_Your goal_
Give all of the lines again, with nothing added or dropped.

[Figure contents as structured data]
************

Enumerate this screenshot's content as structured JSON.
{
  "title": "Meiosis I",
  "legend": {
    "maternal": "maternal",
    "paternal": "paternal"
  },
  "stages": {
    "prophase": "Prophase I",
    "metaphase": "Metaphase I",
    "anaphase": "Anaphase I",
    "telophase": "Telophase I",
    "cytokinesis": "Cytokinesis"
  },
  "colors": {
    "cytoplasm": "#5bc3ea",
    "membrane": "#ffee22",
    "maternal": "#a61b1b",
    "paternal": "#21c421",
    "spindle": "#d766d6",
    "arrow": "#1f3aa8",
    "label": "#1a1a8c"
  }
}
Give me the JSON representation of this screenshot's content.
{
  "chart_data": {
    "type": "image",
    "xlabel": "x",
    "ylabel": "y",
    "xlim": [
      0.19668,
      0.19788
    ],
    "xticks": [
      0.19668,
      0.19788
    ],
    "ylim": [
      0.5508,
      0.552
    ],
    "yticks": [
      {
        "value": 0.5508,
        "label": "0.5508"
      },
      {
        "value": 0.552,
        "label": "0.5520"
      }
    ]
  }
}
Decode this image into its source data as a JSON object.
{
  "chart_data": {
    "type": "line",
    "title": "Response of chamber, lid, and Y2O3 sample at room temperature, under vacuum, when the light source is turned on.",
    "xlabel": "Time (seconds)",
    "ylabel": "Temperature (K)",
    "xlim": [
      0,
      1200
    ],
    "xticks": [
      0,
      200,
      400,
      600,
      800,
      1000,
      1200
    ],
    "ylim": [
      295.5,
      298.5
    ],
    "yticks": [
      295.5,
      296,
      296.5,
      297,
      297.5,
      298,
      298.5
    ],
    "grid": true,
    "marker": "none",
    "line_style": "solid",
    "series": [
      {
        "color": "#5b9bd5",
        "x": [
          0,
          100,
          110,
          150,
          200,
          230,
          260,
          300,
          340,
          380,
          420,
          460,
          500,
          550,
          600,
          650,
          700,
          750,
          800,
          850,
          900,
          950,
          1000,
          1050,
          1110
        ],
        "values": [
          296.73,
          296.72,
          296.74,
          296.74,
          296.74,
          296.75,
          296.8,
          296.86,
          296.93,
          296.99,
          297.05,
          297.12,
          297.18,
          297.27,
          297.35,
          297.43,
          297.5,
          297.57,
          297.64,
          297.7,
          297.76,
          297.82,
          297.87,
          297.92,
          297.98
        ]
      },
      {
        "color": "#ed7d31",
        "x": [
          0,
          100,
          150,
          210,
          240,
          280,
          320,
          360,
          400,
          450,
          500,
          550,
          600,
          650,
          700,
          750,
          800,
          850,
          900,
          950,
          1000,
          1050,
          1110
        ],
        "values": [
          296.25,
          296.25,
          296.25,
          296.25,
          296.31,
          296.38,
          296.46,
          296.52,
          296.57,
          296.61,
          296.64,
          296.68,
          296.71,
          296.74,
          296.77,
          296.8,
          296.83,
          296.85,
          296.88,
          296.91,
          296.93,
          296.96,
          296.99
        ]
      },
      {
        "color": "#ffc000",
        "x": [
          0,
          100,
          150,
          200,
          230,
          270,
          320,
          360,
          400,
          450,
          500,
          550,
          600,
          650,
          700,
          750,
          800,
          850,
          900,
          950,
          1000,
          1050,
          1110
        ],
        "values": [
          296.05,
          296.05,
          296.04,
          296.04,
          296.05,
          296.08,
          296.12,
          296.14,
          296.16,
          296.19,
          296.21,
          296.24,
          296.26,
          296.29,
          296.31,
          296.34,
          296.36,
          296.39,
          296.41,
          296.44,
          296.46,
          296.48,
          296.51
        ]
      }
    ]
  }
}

************

_Task response_
Enumerate this screenshot's content as structured JSON.
{
  "title": "Meiosis I",
  "legend": {
    "maternal": "maternal",
    "paternal": "paternal"
  },
  "stages": {
    "prophase": "Prophase I",
    "metaphase": "Metaphase I",
    "anaphase": "Anaphase I",
    "telophase": "Telophase I",
    "cytokinesis": "Cytokinesis"
  },
  "colors": {
    "cytoplasm": "#5bc3ea",
    "membrane": "#ffee22",
    "maternal": "#a61b1b",
    "paternal": "#21c421",
    "spindle": "#d766d6",
    "arrow": "#1f3aa8",
    "label": "#1a1a8c"
  }
}
Give me the JSON representation of this screenshot's content.
{
  "chart_data": {
    "type": "image",
    "xlabel": "x",
    "ylabel": "y",
    "xlim": [
      0.19668,
      0.19788
    ],
    "xticks": [
      0.19668,
      0.19788
    ],
    "ylim": [
      0.5508,
      0.552
    ],
    "yticks": [
      {
        "value": 0.5508,
        "label": "0.5508"
      },
      {
        "value": 0.552,
        "label": "0.5520"
      }
    ]
  }
}
Decode this image into its source data as a JSON object.
{
  "chart_data": {
    "type": "line",
    "title": "Response of chamber, lid, and Y2O3 sample at room temperature, under vacuum, when the light source is turned on.",
    "xlabel": "Time (seconds)",
    "ylabel": "Temperature (K)",
    "xlim": [
      0,
      1200
    ],
    "xticks": [
      0,
      200,
      400,
      600,
      800,
      1000,
      1200
    ],
    "ylim": [
      295.5,
      298.5
    ],
    "yticks": [
      295.5,
      296,
      296.5,
      297,
      297.5,
      298,
      298.5
    ],
    "grid": true,
    "marker": "none",
    "line_style": "solid",
    "series": [
      {
        "color": "#5b9bd5",
        "x": [
          0,
          100,
          110,
          150,
          200,
          230,
          260,
          300,
          340,
          380,
          420,
          460,
          500,
          550,
          600,
          650,
          700,
          750,
          800,
          850,
          900,
          950,
          1000,
          1050,
          1110
        ],
        "values": [
          296.73,
          296.72,
          296.74,
          296.74,
          296.74,
          296.75,
          296.8,
          296.86,
          296.93,
          296.99,
          297.05,
          297.12,
          297.18,
          297.27,
          297.35,
          297.43,
          297.5,
          297.57,
          297.64,
          297.7,
          297.76,
          297.82,
          297.87,
          297.92,
          297.98
        ]
      },
      {
        "color": "#ed7d31",
        "x": [
          0,
          100,
          150,
          210,
          240,
          280,
          320,
          360,
          400,
          450,
          500,
          550,
          600,
          650,
          700,
          750,
          800,
          850,
          900,
          950,
          1000,
          1050,
          1110
        ],
        "values": [
          296.25,
          296.25,
          296.25,
          296.25,
          296.31,
          296.38,
          296.46,
          296.52,
          296.57,
          296.61,
          296.64,
          296.68,
          296.71,
          296.74,
          296.77,
          296.8,
          296.83,
          296.85,
          296.88,
          296.91,
          296.93,
          296.96,
          296.99
        ]
      },
      {
        "color": "#ffc000",
        "x": [
          0,
          100,
          150,
          200,
          230,
          270,
          320,
          360,
          400,
          450,
          500,
          550,
          600,
          650,
          700,
          750,
          800,
          850,
          900,
          950,
          1000,
          1050,
          1110
        ],
        "values": [
          296.05,
          296.05,
          296.04,
          296.04,
          296.05,
          296.08,
          296.12,
          296.14,
          296.16,
          296.19,
          296.21,
          296.24,
          296.26,
          296.29,
          296.31,
          296.34,
          296.36,
          296.39,
          296.41,
          296.44,
          296.46,
          296.48,
          296.51
        ]
      }
    ]
  }
}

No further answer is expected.